**Items**
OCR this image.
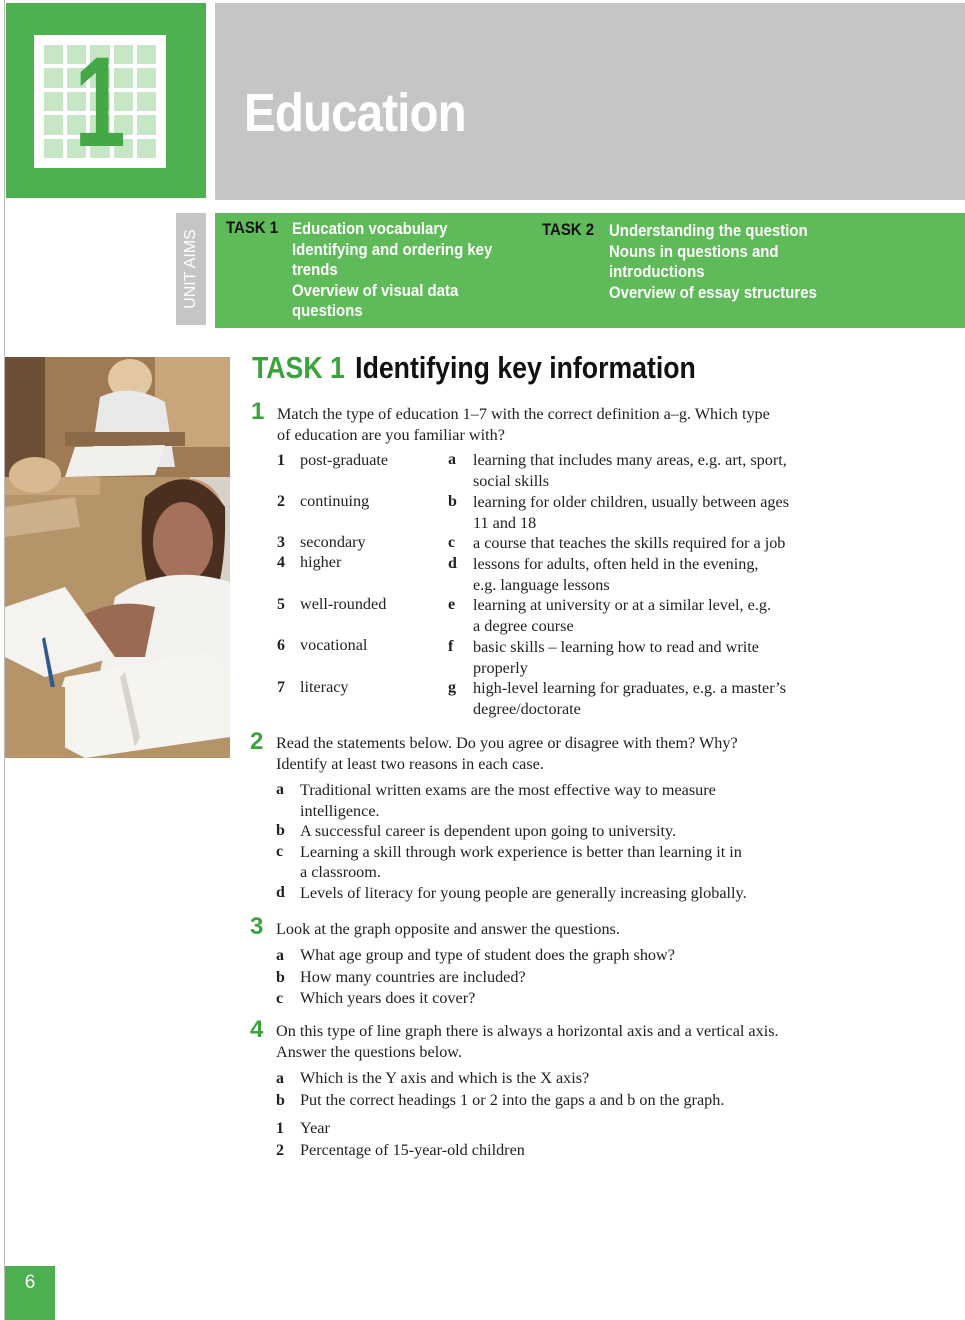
1 Education
UNIT AIMS
TASK 1 Education vocabulary
Identifying and ordering key
trends
Overview of visual data
questions
TASK 2 Understanding the question
Nouns in questions and
introductions
Overview of essay structures
TASK 1 Identifying key information
1 Match the type of education 1–7 with the correct definition a–g. Which type
of education are you familiar with?
1 post-graduate
2 continuing
3 secondary
4 higher
5 well-rounded
6 vocational
7 literacy
a learning that includes many areas, e.g. art, sport,
social skills
b learning for older children, usually between ages
11 and 18
c a course that teaches the skills required for a job
d lessons for adults, often held in the evening,
e.g. language lessons
e learning at university or at a similar level, e.g.
a degree course
f basic skills – learning how to read and write
properly
g high-level learning for graduates, e.g. a master’s
degree/doctorate
2 Read the statements below. Do you agree or disagree with them? Why?
Identify at least two reasons in each case.
a Traditional written exams are the most effective way to measure
intelligence.
b A successful career is dependent upon going to university.
c Learning a skill through work experience is better than learning it in
a classroom.
d Levels of literacy for young people are generally increasing globally.
3 Look at the graph opposite and answer the questions.
a What age group and type of student does the graph show?
b How many countries are included?
c Which years does it cover?
4 On this type of line graph there is always a horizontal axis and a vertical axis.
Answer the questions below.
a Which is the Y axis and which is the X axis?
b Put the correct headings 1 or 2 into the gaps a and b on the graph.
1 Year
2 Percentage of 15-year-old children
6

**What to work on**
Return all lines containing "lessons".

**Solution for this problem**
d lessons for adults, often held in the evening,
e.g. language lessons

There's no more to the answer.